### Source
Jonathan Barnett is professor of city and regional planning at the University of Pennsylvania, an urban design consultant to many cities and suburbs, and author of The Fractured Metropolis (Harper Collins, 1996).

Read an Excerpt

Planning for a New Century

The Regional Agenda


By Jonathan Barnett

ISLAND PRESS

Copyright © 2001 Island Press
All rights reserved.
ISBN: 978-1-59726-616-1



CHAPTER 1

Regional Imperatives of Global Competition

Theodore Hershberg

The Global Economy, Regions, and Regional Cooperation

Americans are growing more aware of the metropolitan areas or regions in which they live. This new consciousness is developing in metros as diverse as San Francisco, Portland, Phoenix, Denver, Austin, New Orleans, Atlanta, Chicago, Philadelphia, Baltimore, and Buffalo. It is accompanied by an interest in regional cooperation because, in the absence of regional government, this strategy makes it possible for central cities and their surrounding communities to seize opportunities in a timely fashion and solve problems that cut across the political boundary lines that separate them.

### Extracted records
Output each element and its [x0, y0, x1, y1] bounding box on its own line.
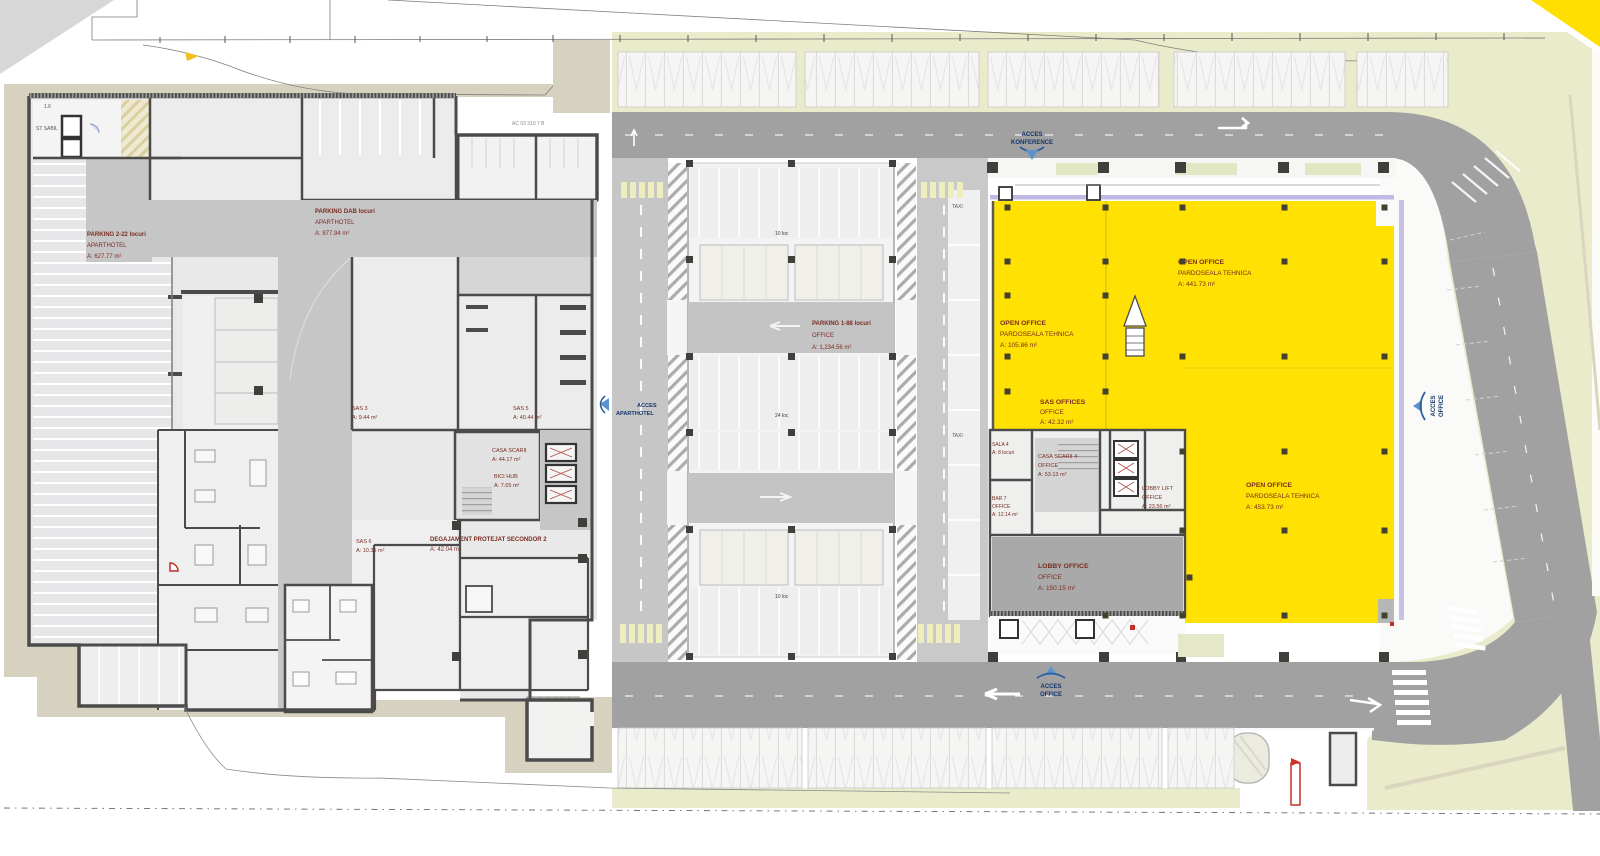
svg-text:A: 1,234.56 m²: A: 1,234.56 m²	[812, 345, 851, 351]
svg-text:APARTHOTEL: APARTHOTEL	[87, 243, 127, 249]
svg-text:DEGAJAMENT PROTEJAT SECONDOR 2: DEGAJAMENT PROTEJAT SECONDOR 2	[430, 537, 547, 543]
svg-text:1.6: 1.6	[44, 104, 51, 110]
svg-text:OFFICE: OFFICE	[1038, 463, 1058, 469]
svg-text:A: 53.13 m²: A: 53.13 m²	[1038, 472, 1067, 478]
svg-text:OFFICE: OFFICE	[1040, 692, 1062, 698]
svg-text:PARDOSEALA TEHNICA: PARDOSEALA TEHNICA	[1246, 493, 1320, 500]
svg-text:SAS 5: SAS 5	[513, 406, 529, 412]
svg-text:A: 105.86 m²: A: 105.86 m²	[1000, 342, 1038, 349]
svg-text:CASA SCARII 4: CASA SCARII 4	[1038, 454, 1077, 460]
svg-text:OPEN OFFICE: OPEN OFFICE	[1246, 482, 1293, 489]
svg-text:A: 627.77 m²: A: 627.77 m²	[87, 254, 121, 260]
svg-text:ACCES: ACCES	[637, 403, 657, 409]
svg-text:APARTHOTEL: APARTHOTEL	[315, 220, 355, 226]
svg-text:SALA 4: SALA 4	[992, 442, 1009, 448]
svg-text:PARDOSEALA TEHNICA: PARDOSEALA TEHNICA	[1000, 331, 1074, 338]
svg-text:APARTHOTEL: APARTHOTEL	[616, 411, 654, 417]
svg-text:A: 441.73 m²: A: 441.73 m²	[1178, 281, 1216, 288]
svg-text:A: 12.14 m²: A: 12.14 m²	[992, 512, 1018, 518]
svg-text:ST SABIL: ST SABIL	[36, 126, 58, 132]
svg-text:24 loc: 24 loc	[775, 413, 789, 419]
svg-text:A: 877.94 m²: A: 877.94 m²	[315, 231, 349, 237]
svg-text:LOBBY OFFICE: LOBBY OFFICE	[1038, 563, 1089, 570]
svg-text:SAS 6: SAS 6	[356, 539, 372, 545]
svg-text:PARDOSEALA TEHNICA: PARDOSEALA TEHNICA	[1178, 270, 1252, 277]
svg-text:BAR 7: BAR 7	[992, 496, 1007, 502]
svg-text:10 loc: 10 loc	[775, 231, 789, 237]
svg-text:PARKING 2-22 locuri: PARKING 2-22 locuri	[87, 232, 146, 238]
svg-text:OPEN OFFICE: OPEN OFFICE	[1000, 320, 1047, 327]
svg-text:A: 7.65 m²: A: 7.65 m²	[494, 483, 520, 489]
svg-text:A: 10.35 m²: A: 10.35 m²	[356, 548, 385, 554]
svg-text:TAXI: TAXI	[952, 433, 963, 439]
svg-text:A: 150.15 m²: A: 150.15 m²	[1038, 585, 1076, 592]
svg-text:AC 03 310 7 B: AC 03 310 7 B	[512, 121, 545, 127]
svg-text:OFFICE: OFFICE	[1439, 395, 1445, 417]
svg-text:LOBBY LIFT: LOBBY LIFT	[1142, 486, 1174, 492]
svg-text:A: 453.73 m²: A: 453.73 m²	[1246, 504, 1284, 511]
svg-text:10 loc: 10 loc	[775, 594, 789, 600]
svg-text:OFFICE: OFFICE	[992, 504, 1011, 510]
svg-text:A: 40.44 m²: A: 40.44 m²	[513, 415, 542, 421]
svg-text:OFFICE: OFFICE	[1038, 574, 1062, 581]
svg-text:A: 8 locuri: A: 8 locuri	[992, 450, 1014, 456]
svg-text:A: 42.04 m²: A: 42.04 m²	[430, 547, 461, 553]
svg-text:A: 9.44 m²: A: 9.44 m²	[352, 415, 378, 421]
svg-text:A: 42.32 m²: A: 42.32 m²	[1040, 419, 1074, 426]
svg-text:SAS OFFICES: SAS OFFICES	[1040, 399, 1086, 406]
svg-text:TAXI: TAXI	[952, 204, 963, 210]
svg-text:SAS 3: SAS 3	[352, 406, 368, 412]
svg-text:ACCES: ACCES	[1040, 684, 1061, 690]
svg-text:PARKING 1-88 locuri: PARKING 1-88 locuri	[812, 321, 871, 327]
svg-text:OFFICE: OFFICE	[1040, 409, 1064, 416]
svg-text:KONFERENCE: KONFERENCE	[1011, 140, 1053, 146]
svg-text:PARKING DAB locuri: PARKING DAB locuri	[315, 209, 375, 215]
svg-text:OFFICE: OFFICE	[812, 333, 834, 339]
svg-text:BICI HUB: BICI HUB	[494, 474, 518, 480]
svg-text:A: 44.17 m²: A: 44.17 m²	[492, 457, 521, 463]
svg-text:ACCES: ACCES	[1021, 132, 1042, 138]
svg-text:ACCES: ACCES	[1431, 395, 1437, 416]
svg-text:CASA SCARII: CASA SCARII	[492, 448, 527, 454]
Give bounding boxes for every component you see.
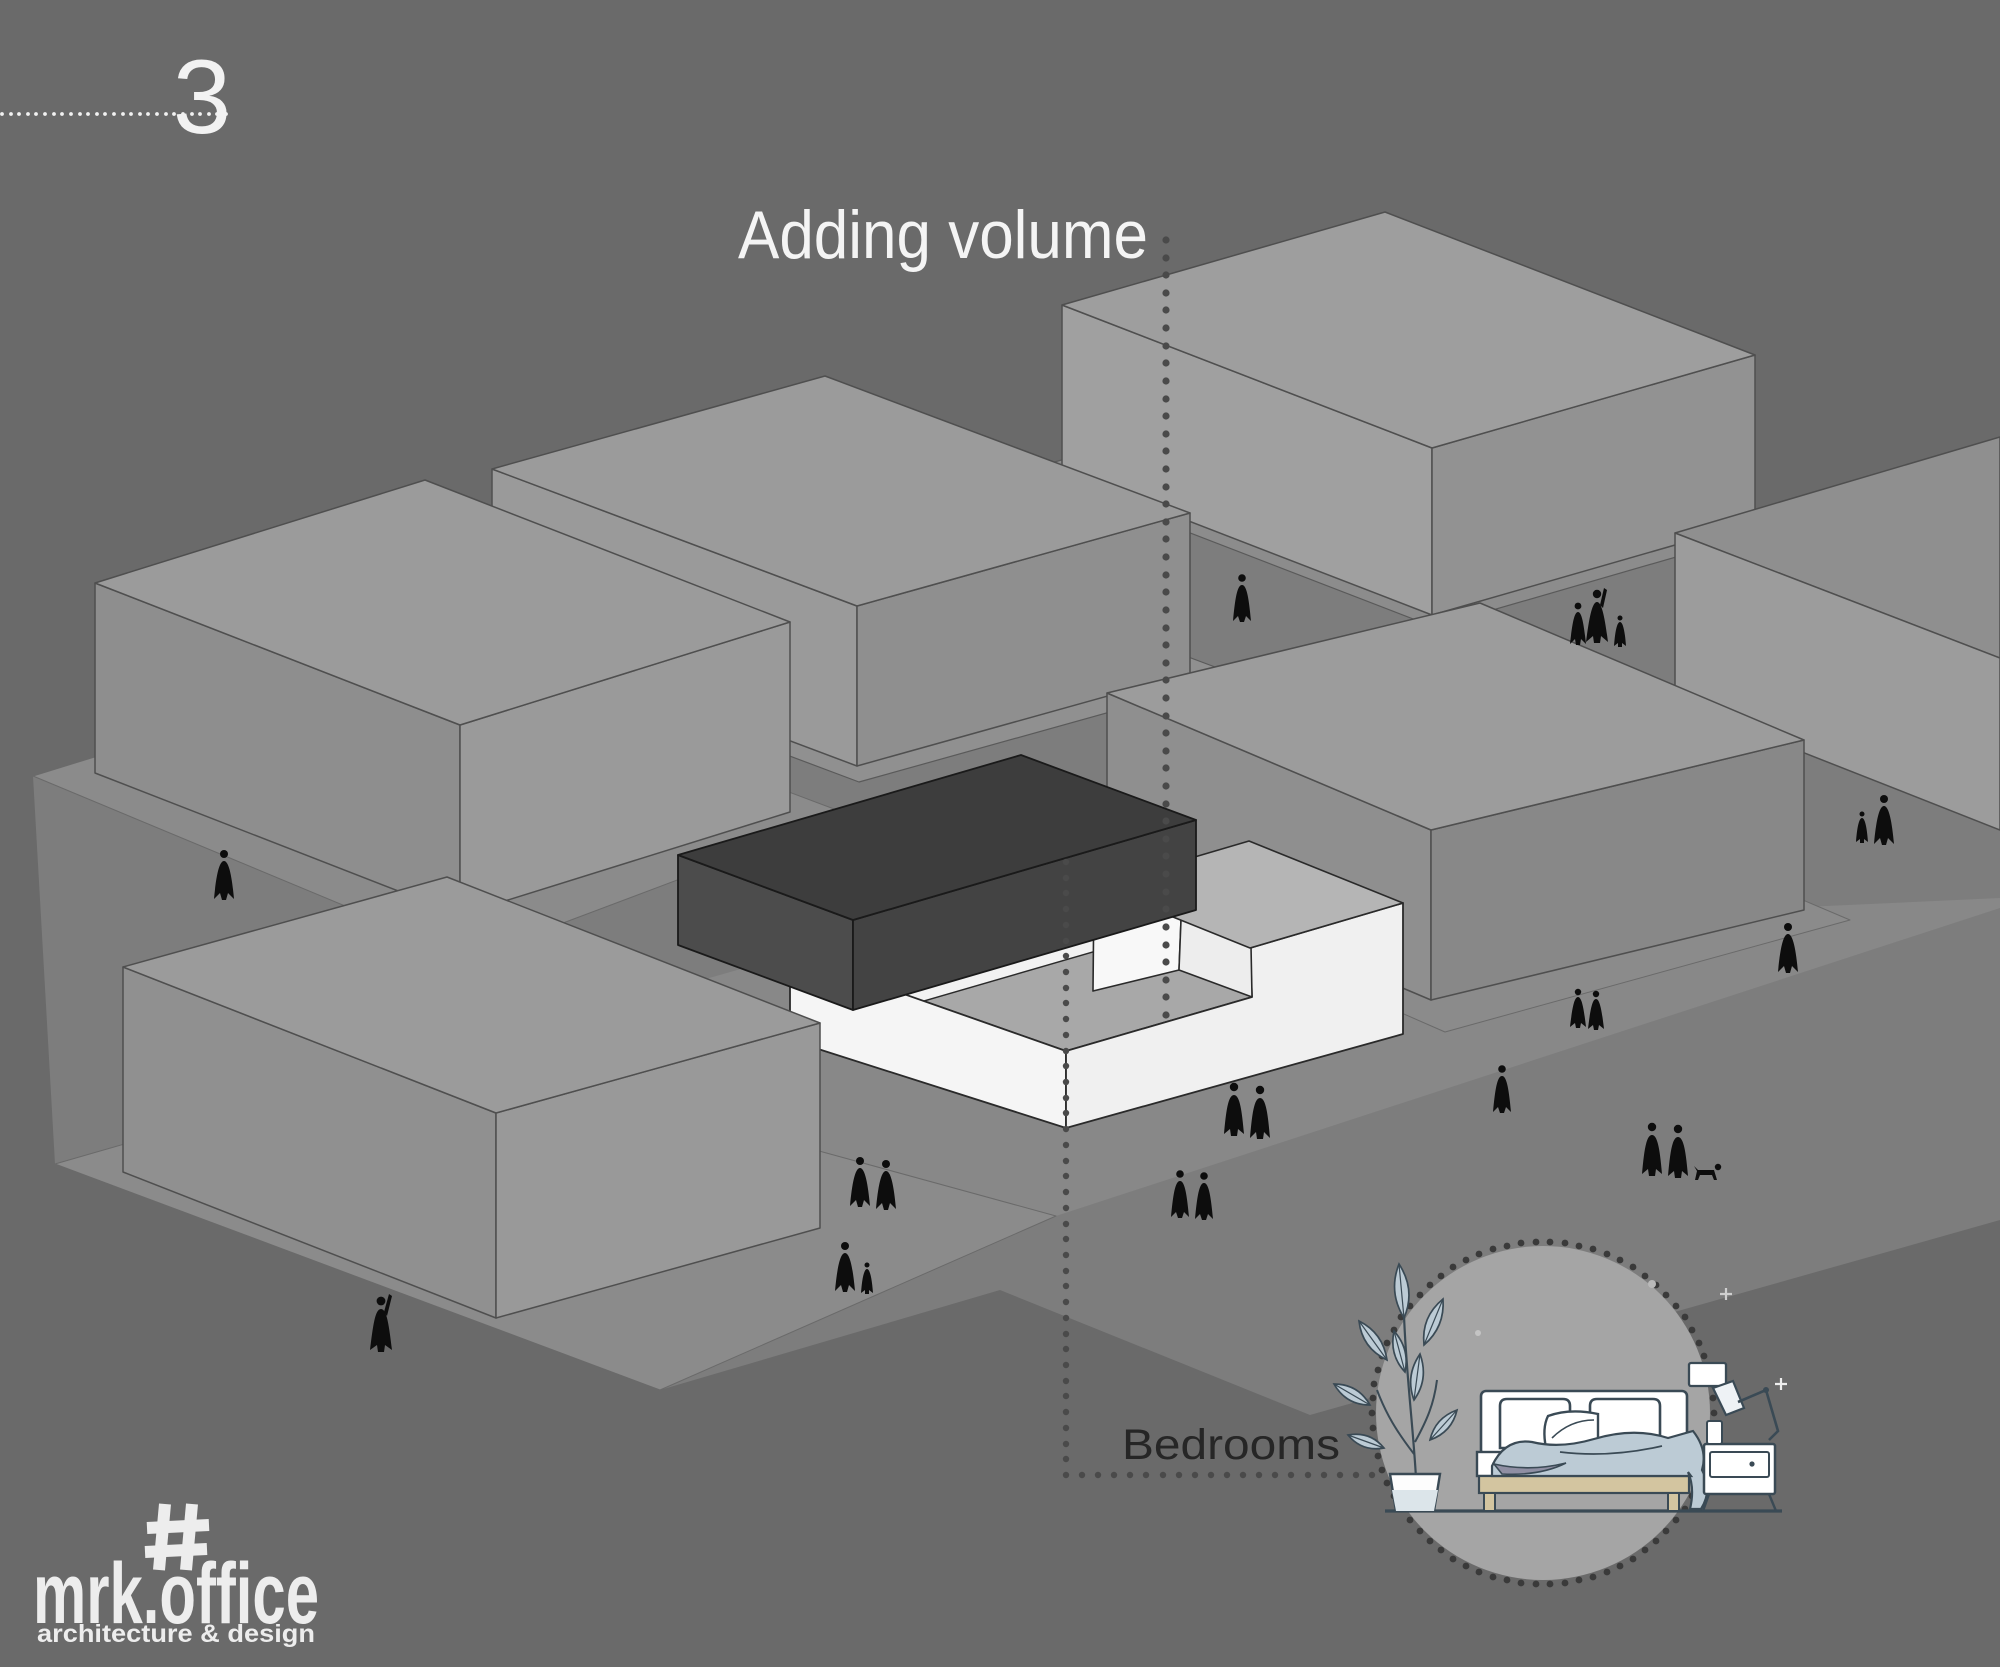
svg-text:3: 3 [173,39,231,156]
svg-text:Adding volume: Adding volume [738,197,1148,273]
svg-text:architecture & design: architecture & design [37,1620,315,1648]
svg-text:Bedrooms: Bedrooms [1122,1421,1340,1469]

### Stated problem
Write out the complete excerpt on regional planning, from its opening biographical line to its final sentence, word for word.

### Solved problem
Jonathan Barnett is professor of city and regional planning at the University of Pennsylvania, an urban design consultant to many cities and suburbs, and author of The Fractured Metropolis (Harper Collins, 1996).

Read an Excerpt

Planning for a New Century

The Regional Agenda


By Jonathan Barnett

ISLAND PRESS

Copyright © 2001 Island Press
All rights reserved.
ISBN: 978-1-59726-616-1



CHAPTER 1

Regional Imperatives of Global Competition

Theodore Hershberg

The Global Economy, Regions, and Regional Cooperation

Americans are growing more aware of the metropolitan areas or regions in which they live. This new consciousness is developing in metros as diverse as San Francisco, Portland, Phoenix, Denver, Austin, New Orleans, Atlanta, Chicago, Philadelphia, Baltimore, and Buffalo. It is accompanied by an interest in regional cooperation because, in the absence of regional government, this strategy makes it possible for central cities and their surrounding communities to seize opportunities in a timely fashion and solve problems that cut across the political boundary lines that separate them.